Quote the full listing word for word.

Figure content listings

§ §

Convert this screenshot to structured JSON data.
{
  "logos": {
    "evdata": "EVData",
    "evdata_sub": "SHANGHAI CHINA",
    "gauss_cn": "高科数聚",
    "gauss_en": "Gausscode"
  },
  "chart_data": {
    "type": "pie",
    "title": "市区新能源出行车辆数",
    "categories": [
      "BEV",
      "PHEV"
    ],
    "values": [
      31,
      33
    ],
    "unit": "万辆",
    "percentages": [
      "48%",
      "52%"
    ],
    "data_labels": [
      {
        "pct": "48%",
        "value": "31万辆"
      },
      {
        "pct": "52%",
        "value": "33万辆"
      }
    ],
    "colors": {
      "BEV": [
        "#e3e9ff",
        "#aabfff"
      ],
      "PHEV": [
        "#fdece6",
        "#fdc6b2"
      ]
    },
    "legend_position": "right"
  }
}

§ §

Solution to this exercise:
Convert this screenshot to structured JSON data.
{
  "logos": {
    "evdata": "EVData",
    "evdata_sub": "SHANGHAI CHINA",
    "gauss_cn": "高科数聚",
    "gauss_en": "Gausscode"
  },
  "chart_data": {
    "type": "pie",
    "title": "市区新能源出行车辆数",
    "categories": [
      "BEV",
      "PHEV"
    ],
    "values": [
      31,
      33
    ],
    "unit": "万辆",
    "percentages": [
      "48%",
      "52%"
    ],
    "data_labels": [
      {
        "pct": "48%",
        "value": "31万辆"
      },
      {
        "pct": "52%",
        "value": "33万辆"
      }
    ],
    "colors": {
      "BEV": [
        "#e3e9ff",
        "#aabfff"
      ],
      "PHEV": [
        "#fdece6",
        "#fdc6b2"
      ]
    },
    "legend_position": "right"
  }
}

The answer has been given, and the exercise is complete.